Just figure it out

The concept of statistically designed experimentation has been around for decades, yet engineers have failed to embrace this powerful tool for discovery, says Ford’s Richard Parry-Jones

Benjamin Disraeli said there were `lies, damn lies, and statistics’. The quotation is out of place today, when a combination of statistical science (the empirical modelling of variability) and engineering science (the study of physics and materials) is necessary to achieve the superlative performance customers demand. New ways of managing product variation are being developed as a result of the cross-fertilisation between engineering and statistical science.

The challenge of engineering is to design products which are as insensitive as possible to sources of variation in performance – that is, they are robust, by which I don’t mean `built like a tank’, but strong designs which are cost efficient.

An example of the need for statistical science in engineering can be seen in the efforts made by Ford a few years ago to improve the start time of the Zetec engine. The major sources of variation were fuel quality and ambient temperature. To counteract the variations, Ford’s engineers could experiment with injector type (of which there were six) and six other factors, with three different values each. There were therefore 6×36 – 4,374 – possible combinations of engine design to evaluate.

The statistical technique was used to select which of the 4,374 to test, and to devise a series of experiments in which all the factors were changed simultaneously, but in a somewhat structured way, so that any combination of any two variables was tested at least once.

[Box annotation data]

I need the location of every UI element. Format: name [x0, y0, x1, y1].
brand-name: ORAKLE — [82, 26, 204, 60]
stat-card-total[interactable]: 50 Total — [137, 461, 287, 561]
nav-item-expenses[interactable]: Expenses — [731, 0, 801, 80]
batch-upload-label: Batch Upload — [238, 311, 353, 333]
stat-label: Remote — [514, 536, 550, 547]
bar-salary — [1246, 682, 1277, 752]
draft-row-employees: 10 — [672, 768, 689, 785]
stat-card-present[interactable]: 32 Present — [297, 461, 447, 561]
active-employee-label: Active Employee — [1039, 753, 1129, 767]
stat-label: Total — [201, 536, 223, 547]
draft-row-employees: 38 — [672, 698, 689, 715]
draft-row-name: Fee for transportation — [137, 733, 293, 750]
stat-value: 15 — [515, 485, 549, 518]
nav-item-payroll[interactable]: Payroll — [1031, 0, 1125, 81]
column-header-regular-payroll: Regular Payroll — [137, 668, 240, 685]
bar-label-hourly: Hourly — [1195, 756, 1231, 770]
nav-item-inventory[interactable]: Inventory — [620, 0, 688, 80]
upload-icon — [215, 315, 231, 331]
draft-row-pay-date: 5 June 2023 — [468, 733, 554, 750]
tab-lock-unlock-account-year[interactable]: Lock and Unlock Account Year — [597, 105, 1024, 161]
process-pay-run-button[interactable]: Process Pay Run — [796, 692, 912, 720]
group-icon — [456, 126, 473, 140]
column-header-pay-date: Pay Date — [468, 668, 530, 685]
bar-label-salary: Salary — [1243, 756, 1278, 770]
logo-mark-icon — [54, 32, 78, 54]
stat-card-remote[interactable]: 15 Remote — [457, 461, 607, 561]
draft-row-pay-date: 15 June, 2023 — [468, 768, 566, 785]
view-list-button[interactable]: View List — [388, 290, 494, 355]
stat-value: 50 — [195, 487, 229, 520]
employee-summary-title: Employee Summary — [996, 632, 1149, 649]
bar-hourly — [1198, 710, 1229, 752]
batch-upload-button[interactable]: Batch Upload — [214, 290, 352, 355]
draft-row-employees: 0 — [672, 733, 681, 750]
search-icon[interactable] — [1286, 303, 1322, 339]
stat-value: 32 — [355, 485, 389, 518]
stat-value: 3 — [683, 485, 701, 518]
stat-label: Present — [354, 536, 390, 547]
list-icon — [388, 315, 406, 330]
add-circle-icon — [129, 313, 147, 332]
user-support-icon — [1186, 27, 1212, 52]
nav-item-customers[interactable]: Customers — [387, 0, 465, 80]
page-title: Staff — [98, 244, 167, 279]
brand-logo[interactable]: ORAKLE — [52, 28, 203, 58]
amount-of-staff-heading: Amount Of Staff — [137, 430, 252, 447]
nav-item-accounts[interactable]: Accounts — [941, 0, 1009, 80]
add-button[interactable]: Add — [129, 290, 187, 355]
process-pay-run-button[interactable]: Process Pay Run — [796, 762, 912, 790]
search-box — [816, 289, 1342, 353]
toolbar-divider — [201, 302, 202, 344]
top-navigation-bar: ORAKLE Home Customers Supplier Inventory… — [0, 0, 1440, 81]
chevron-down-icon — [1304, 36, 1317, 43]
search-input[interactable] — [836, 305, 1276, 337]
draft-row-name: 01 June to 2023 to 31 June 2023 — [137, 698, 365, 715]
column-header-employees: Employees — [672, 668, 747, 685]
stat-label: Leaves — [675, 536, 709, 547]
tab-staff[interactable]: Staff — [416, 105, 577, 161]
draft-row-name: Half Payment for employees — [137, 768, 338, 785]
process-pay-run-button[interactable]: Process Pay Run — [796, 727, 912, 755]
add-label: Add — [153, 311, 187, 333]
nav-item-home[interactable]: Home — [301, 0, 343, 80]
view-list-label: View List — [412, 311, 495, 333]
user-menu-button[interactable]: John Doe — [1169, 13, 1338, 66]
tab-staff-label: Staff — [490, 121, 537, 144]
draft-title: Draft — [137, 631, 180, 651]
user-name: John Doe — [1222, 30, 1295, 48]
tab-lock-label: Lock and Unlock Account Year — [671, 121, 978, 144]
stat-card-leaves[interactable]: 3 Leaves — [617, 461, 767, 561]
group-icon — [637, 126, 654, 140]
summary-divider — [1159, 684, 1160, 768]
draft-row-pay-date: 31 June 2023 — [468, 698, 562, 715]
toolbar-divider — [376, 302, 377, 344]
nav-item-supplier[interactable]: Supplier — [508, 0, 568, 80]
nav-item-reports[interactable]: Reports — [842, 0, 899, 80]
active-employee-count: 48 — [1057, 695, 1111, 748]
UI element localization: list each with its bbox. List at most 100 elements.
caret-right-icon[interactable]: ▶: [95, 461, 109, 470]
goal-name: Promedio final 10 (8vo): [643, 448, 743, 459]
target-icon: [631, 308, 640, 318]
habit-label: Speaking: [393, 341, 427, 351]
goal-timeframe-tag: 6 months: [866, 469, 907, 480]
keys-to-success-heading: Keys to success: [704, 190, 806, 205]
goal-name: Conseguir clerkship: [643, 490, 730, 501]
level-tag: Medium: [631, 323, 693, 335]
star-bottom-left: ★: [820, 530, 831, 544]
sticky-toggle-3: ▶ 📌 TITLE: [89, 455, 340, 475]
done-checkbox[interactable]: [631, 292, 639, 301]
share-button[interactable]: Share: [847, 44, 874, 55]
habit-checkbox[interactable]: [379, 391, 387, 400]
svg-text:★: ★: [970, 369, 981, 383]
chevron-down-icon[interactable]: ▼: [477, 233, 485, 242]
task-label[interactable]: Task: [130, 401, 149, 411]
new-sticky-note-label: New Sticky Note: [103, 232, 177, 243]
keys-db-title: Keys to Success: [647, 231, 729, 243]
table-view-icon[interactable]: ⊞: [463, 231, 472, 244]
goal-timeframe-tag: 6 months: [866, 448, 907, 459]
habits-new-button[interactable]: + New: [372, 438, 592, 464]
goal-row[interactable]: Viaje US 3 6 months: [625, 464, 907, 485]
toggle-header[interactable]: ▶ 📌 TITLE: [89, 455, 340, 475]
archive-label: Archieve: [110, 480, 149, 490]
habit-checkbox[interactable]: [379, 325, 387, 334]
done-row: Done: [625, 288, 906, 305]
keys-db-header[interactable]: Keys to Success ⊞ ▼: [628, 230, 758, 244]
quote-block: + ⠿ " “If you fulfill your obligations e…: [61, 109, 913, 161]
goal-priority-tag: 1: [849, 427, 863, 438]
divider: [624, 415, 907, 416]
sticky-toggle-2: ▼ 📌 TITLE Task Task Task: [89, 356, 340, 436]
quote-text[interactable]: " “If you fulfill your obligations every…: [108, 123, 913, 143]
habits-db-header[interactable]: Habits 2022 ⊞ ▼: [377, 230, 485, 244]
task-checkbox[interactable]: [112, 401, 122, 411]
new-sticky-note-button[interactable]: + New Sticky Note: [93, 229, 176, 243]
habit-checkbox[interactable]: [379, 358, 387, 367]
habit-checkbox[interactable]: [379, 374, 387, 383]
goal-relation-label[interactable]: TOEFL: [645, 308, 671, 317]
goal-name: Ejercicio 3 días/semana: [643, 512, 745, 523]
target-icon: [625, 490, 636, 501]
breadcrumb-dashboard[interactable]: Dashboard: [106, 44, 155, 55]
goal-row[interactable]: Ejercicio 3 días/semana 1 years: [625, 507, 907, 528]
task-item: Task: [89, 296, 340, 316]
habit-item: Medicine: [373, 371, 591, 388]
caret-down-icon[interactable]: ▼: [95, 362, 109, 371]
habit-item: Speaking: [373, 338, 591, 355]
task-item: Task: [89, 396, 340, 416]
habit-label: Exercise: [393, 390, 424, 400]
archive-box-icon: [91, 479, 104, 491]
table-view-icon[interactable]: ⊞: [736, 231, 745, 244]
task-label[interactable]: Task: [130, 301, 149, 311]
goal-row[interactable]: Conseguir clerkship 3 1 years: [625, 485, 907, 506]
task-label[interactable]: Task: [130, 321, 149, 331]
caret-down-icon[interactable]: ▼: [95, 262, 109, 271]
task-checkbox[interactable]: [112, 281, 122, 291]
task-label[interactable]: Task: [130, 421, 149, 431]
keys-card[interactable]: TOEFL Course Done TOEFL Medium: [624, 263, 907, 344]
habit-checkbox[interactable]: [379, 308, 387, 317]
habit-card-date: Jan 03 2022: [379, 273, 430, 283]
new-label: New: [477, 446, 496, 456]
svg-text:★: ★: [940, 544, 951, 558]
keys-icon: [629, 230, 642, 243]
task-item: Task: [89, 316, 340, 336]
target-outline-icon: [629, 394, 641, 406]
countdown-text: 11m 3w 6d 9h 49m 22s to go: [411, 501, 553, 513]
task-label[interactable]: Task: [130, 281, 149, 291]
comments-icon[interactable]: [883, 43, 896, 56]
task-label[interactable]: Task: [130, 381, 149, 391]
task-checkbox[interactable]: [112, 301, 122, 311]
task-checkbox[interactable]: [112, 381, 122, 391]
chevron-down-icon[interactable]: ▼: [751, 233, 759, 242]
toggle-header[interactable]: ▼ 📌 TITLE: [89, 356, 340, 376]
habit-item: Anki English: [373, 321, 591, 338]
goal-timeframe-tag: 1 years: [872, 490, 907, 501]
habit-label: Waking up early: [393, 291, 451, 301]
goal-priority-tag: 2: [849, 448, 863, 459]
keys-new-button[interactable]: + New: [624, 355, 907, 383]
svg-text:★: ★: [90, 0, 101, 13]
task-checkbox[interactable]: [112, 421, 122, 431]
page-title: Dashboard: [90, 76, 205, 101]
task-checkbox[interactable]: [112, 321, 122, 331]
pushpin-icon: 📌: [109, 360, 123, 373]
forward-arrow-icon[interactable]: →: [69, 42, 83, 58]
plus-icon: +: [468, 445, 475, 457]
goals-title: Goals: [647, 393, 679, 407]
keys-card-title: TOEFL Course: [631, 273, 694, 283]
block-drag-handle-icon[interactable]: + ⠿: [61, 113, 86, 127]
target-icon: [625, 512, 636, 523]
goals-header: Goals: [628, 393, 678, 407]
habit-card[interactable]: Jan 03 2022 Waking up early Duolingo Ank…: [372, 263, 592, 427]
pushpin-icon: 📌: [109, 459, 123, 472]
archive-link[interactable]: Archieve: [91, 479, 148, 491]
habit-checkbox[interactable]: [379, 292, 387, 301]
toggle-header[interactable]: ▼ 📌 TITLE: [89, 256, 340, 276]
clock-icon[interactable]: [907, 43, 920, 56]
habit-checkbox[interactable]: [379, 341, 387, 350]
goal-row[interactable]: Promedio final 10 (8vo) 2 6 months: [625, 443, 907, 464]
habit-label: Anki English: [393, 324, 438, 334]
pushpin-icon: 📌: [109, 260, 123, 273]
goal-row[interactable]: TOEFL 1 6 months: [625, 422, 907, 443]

> [Task to complete]: Which proper names appear in the text on statistically designed experimentation in engineering? List each one once, in order of first appearance.

> [Written solution]: Ford, Richard Parry-Jones, Benjamin Disraeli, Zetec